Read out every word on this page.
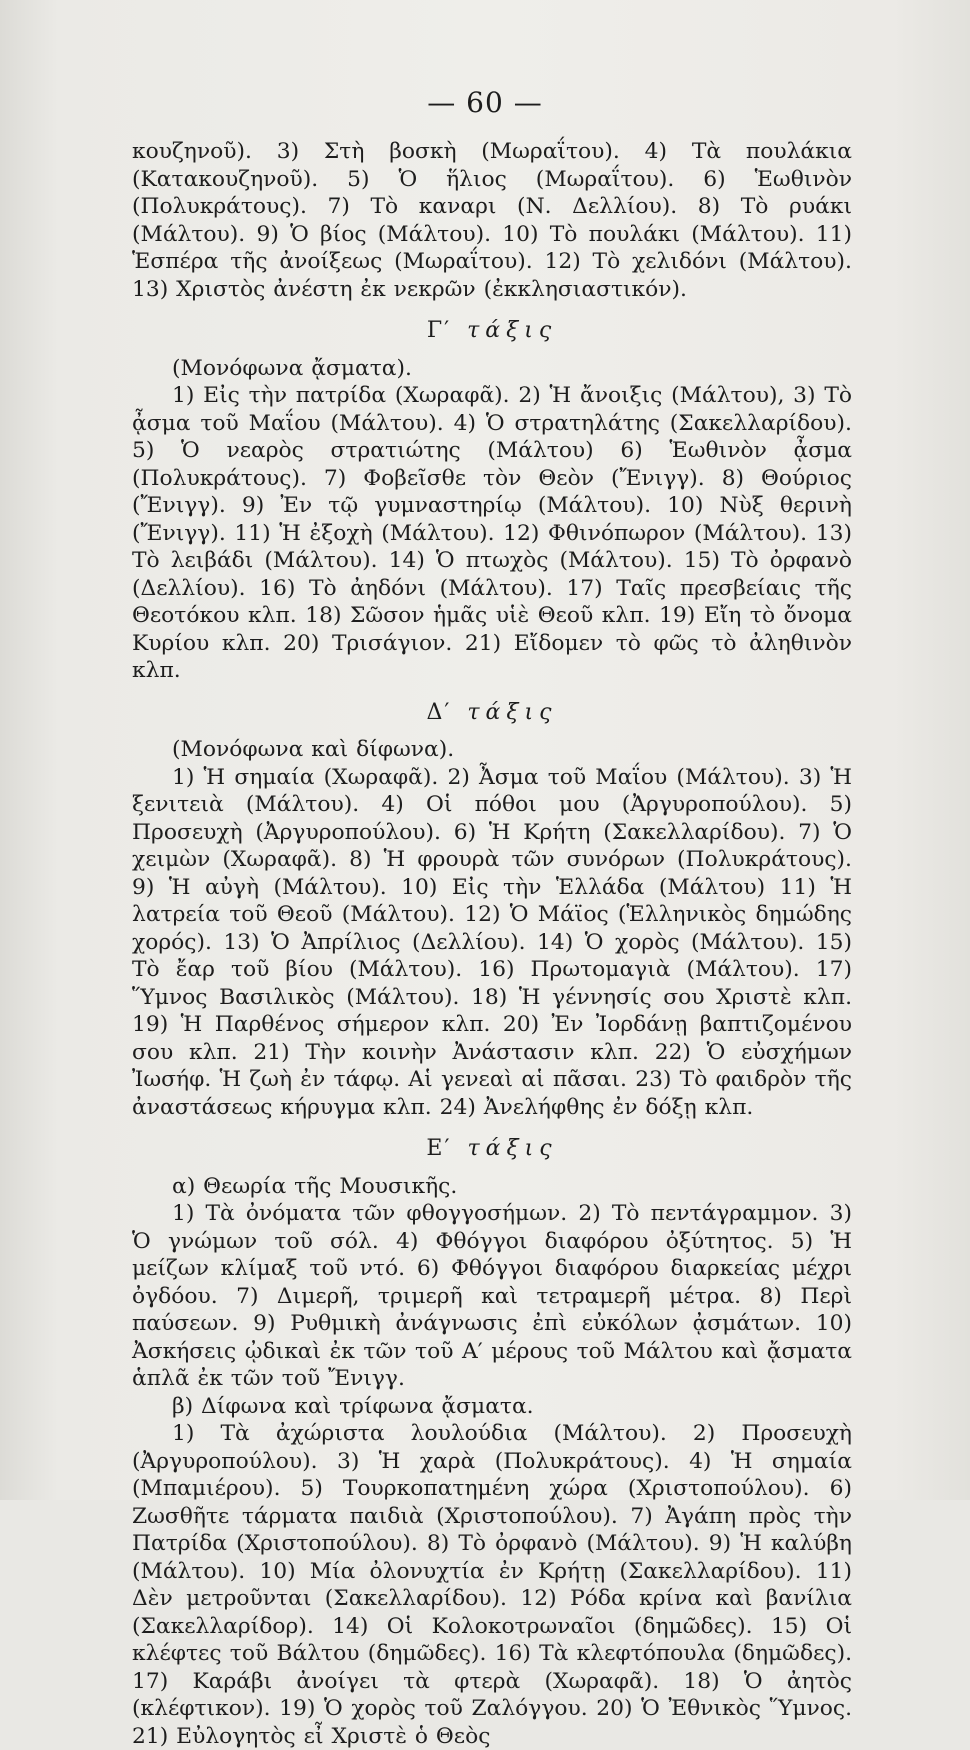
— 60 —

κουζηνοῦ). 3) Στὴ βοσκὴ (Μωραΐτου). 4) Τὰ πουλάκια (Κατακουζηνοῦ). 5) Ὁ ἥλιος (Μωραΐτου). 6) Ἑωθινὸν (Πολυκράτους). 7) Τὸ καναρι (Ν. Δελλίου). 8) Τὸ ρυάκι (Μάλτου). 9) Ὁ βίος (Μάλτου). 10) Τὸ πουλάκι (Μάλτου). 11) Ἑσπέρα τῆς ἀνοίξεως (Μωραΐτου). 12) Τὸ χελιδόνι (Μάλτου). 13) Χριστὸς ἀνέστη ἐκ νεκρῶν (ἐκκλησιαστικόν).

Γ′ τάξις

(Μονόφωνα ᾄσματα).

1) Εἰς τὴν πατρίδα (Χωραφᾶ). 2) Ἡ ἄνοιξις (Μάλτου), 3) Τὸ ᾆσμα τοῦ Μαΐου (Μάλτου). 4) Ὁ στρατηλάτης (Σακελλαρίδου). 5) Ὁ νεαρὸς στρατιώτης (Μάλτου) 6) Ἑωθινὸν ᾆσμα (Πολυκράτους). 7) Φοβεῖσθε τὸν Θεὸν (Ἔνιγγ). 8) Θούριος (Ἔνιγγ). 9) Ἐν τῷ γυμναστηρίῳ (Μάλτου). 10) Νὺξ θερινὴ (Ἔνιγγ). 11) Ἡ ἐξοχὴ (Μάλτου). 12) Φθινόπωρον (Μάλτου). 13) Τὸ λειβάδι (Μάλτου). 14) Ὁ πτωχὸς (Μάλτου). 15) Τὸ ὀρφανὸ (Δελλίου). 16) Τὸ ἀηδόνι (Μάλτου). 17) Ταῖς πρεσβείαις τῆς Θεοτόκου κλπ. 18) Σῶσον ἡμᾶς υἱὲ Θεοῦ κλπ. 19) Εἴη τὸ ὄνομα Κυρίου κλπ. 20) Τρισάγιον. 21) Εἴδομεν τὸ φῶς τὸ ἀληθινὸν κλπ.

Δ′ τάξις

(Μονόφωνα καὶ δίφωνα).

1) Ἡ σημαία (Χωραφᾶ). 2) Ἆσμα τοῦ Μαΐου (Μάλτου). 3) Ἡ ξενιτειὰ (Μάλτου). 4) Οἱ πόθοι μου (Ἀργυροπούλου). 5) Προσευχὴ (Ἀργυροπούλου). 6) Ἡ Κρήτη (Σακελλαρίδου). 7) Ὁ χειμὼν (Χωραφᾶ). 8) Ἡ φρουρὰ τῶν συνόρων (Πολυκράτους). 9) Ἡ αὐγὴ (Μάλτου). 10) Εἰς τὴν Ἑλλάδα (Μάλτου) 11) Ἡ λατρεία τοῦ Θεοῦ (Μάλτου). 12) Ὁ Μάϊος (Ἑλληνικὸς δημώδης χορός). 13) Ὁ Ἀπρίλιος (Δελλίου). 14) Ὁ χορὸς (Μάλτου). 15) Τὸ ἔαρ τοῦ βίου (Μάλτου). 16) Πρωτομαγιὰ (Μάλτου). 17) Ὕμνος Βασιλικὸς (Μάλτου). 18) Ἡ γέννησίς σου Χριστὲ κλπ. 19) Ἡ Παρθένος σήμερον κλπ. 20) Ἐν Ἰορδάνῃ βαπτιζομένου σου κλπ. 21) Τὴν κοινὴν Ἀνάστασιν κλπ. 22) Ὁ εὐσχήμων Ἰωσήφ. Ἡ ζωὴ ἐν τάφῳ. Αἱ γενεαὶ αἱ πᾶσαι. 23) Τὸ φαιδρὸν τῆς ἀναστάσεως κήρυγμα κλπ. 24) Ἀνελήφθης ἐν δόξῃ κλπ.

Ε′ τάξις

α) Θεωρία τῆς Μουσικῆς.

1) Τὰ ὀνόματα τῶν φθογγοσήμων. 2) Τὸ πεντάγραμμον. 3) Ὁ γνώμων τοῦ σόλ. 4) Φθόγγοι διαφόρου ὀξύτητος. 5) Ἡ μείζων κλίμαξ τοῦ ντό. 6) Φθόγγοι διαφόρου διαρκείας μέχρι ὀγδόου. 7) Διμερῆ, τριμερῆ καὶ τετραμερῆ μέτρα. 8) Περὶ παύσεων. 9) Ρυθμικὴ ἀνάγνωσις ἐπὶ εὐκόλων ᾀσμάτων. 10) Ἀσκήσεις ᾠδικαὶ ἐκ τῶν τοῦ Α′ μέρους τοῦ Μάλτου καὶ ᾄσματα ἁπλᾶ ἐκ τῶν τοῦ Ἔνιγγ.

β) Δίφωνα καὶ τρίφωνα ᾄσματα.

1) Τὰ ἀχώριστα λουλούδια (Μάλτου). 2) Προσευχὴ (Ἀργυροπούλου). 3) Ἡ χαρὰ (Πολυκράτους). 4) Ἡ σημαία (Μπαμιέρου). 5) Τουρκοπατημένη χώρα (Χριστοπούλου). 6) Ζωσθῆτε τάρματα παιδιὰ (Χριστοπούλου). 7) Ἀγάπη πρὸς τὴν Πατρίδα (Χριστοπούλου). 8) Τὸ ὀρφανὸ (Μάλτου). 9) Ἡ καλύβη (Μάλτου). 10) Μία ὀλονυχτία ἐν Κρήτῃ (Σακελλαρίδου). 11) Δὲν μετροῦνται (Σακελλαρίδου). 12) Ρόδα κρίνα καὶ βανίλια (Σακελλαρίδορ). 14) Οἱ Κολοκοτρωναῖοι (δημῶδες). 15) Οἱ κλέφτες τοῦ Βάλτου (δημῶδες). 16) Τὰ κλεφτόπουλα (δημῶδες). 17) Καράβι ἀνοίγει τὰ φτερὰ (Χωραφᾶ). 18) Ὁ ἀητὸς (κλέφτικον). 19) Ὁ χορὸς τοῦ Ζαλόγγου. 20) Ὁ Ἐθνικὸς Ὕμνος. 21) Εὐλογητὸς εἶ Χριστὲ ὁ Θεὸς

※ ※ ※

- _WHAT NEEDS TO BE DONE_
Pictures in the data above should not be copied; transcribe everything else exactly.

- _TASK RESPONSE_
Read out every word on this page.
— 60 —

κουζηνοῦ). 3) Στὴ βοσκὴ (Μωραΐτου). 4) Τὰ πουλάκια (Κατακουζηνοῦ). 5) Ὁ ἥλιος (Μωραΐτου). 6) Ἑωθινὸν (Πολυκράτους). 7) Τὸ καναρι (Ν. Δελλίου). 8) Τὸ ρυάκι (Μάλτου). 9) Ὁ βίος (Μάλτου). 10) Τὸ πουλάκι (Μάλτου). 11) Ἑσπέρα τῆς ἀνοίξεως (Μωραΐτου). 12) Τὸ χελιδόνι (Μάλτου). 13) Χριστὸς ἀνέστη ἐκ νεκρῶν (ἐκκλησιαστικόν).

Γ′ τάξις

(Μονόφωνα ᾄσματα).

1) Εἰς τὴν πατρίδα (Χωραφᾶ). 2) Ἡ ἄνοιξις (Μάλτου), 3) Τὸ ᾆσμα τοῦ Μαΐου (Μάλτου). 4) Ὁ στρατηλάτης (Σακελλαρίδου). 5) Ὁ νεαρὸς στρατιώτης (Μάλτου) 6) Ἑωθινὸν ᾆσμα (Πολυκράτους). 7) Φοβεῖσθε τὸν Θεὸν (Ἔνιγγ). 8) Θούριος (Ἔνιγγ). 9) Ἐν τῷ γυμναστηρίῳ (Μάλτου). 10) Νὺξ θερινὴ (Ἔνιγγ). 11) Ἡ ἐξοχὴ (Μάλτου). 12) Φθινόπωρον (Μάλτου). 13) Τὸ λειβάδι (Μάλτου). 14) Ὁ πτωχὸς (Μάλτου). 15) Τὸ ὀρφανὸ (Δελλίου). 16) Τὸ ἀηδόνι (Μάλτου). 17) Ταῖς πρεσβείαις τῆς Θεοτόκου κλπ. 18) Σῶσον ἡμᾶς υἱὲ Θεοῦ κλπ. 19) Εἴη τὸ ὄνομα Κυρίου κλπ. 20) Τρισάγιον. 21) Εἴδομεν τὸ φῶς τὸ ἀληθινὸν κλπ.

Δ′ τάξις

(Μονόφωνα καὶ δίφωνα).

1) Ἡ σημαία (Χωραφᾶ). 2) Ἆσμα τοῦ Μαΐου (Μάλτου). 3) Ἡ ξενιτειὰ (Μάλτου). 4) Οἱ πόθοι μου (Ἀργυροπούλου). 5) Προσευχὴ (Ἀργυροπούλου). 6) Ἡ Κρήτη (Σακελλαρίδου). 7) Ὁ χειμὼν (Χωραφᾶ). 8) Ἡ φρουρὰ τῶν συνόρων (Πολυκράτους). 9) Ἡ αὐγὴ (Μάλτου). 10) Εἰς τὴν Ἑλλάδα (Μάλτου) 11) Ἡ λατρεία τοῦ Θεοῦ (Μάλτου). 12) Ὁ Μάϊος (Ἑλληνικὸς δημώδης χορός). 13) Ὁ Ἀπρίλιος (Δελλίου). 14) Ὁ χορὸς (Μάλτου). 15) Τὸ ἔαρ τοῦ βίου (Μάλτου). 16) Πρωτομαγιὰ (Μάλτου). 17) Ὕμνος Βασιλικὸς (Μάλτου). 18) Ἡ γέννησίς σου Χριστὲ κλπ. 19) Ἡ Παρθένος σήμερον κλπ. 20) Ἐν Ἰορδάνῃ βαπτιζομένου σου κλπ. 21) Τὴν κοινὴν Ἀνάστασιν κλπ. 22) Ὁ εὐσχήμων Ἰωσήφ. Ἡ ζωὴ ἐν τάφῳ. Αἱ γενεαὶ αἱ πᾶσαι. 23) Τὸ φαιδρὸν τῆς ἀναστάσεως κήρυγμα κλπ. 24) Ἀνελήφθης ἐν δόξῃ κλπ.

Ε′ τάξις

α) Θεωρία τῆς Μουσικῆς.

1) Τὰ ὀνόματα τῶν φθογγοσήμων. 2) Τὸ πεντάγραμμον. 3) Ὁ γνώμων τοῦ σόλ. 4) Φθόγγοι διαφόρου ὀξύτητος. 5) Ἡ μείζων κλίμαξ τοῦ ντό. 6) Φθόγγοι διαφόρου διαρκείας μέχρι ὀγδόου. 7) Διμερῆ, τριμερῆ καὶ τετραμερῆ μέτρα. 8) Περὶ παύσεων. 9) Ρυθμικὴ ἀνάγνωσις ἐπὶ εὐκόλων ᾀσμάτων. 10) Ἀσκήσεις ᾠδικαὶ ἐκ τῶν τοῦ Α′ μέρους τοῦ Μάλτου καὶ ᾄσματα ἁπλᾶ ἐκ τῶν τοῦ Ἔνιγγ.

β) Δίφωνα καὶ τρίφωνα ᾄσματα.

1) Τὰ ἀχώριστα λουλούδια (Μάλτου). 2) Προσευχὴ (Ἀργυροπούλου). 3) Ἡ χαρὰ (Πολυκράτους). 4) Ἡ σημαία (Μπαμιέρου). 5) Τουρκοπατημένη χώρα (Χριστοπούλου). 6) Ζωσθῆτε τάρματα παιδιὰ (Χριστοπούλου). 7) Ἀγάπη πρὸς τὴν Πατρίδα (Χριστοπούλου). 8) Τὸ ὀρφανὸ (Μάλτου). 9) Ἡ καλύβη (Μάλτου). 10) Μία ὀλονυχτία ἐν Κρήτῃ (Σακελλαρίδου). 11) Δὲν μετροῦνται (Σακελλαρίδου). 12) Ρόδα κρίνα καὶ βανίλια (Σακελλαρίδορ). 14) Οἱ Κολοκοτρωναῖοι (δημῶδες). 15) Οἱ κλέφτες τοῦ Βάλτου (δημῶδες). 16) Τὰ κλεφτόπουλα (δημῶδες). 17) Καράβι ἀνοίγει τὰ φτερὰ (Χωραφᾶ). 18) Ὁ ἀητὸς (κλέφτικον). 19) Ὁ χορὸς τοῦ Ζαλόγγου. 20) Ὁ Ἐθνικὸς Ὕμνος. 21) Εὐλογητὸς εἶ Χριστὲ ὁ Θεὸς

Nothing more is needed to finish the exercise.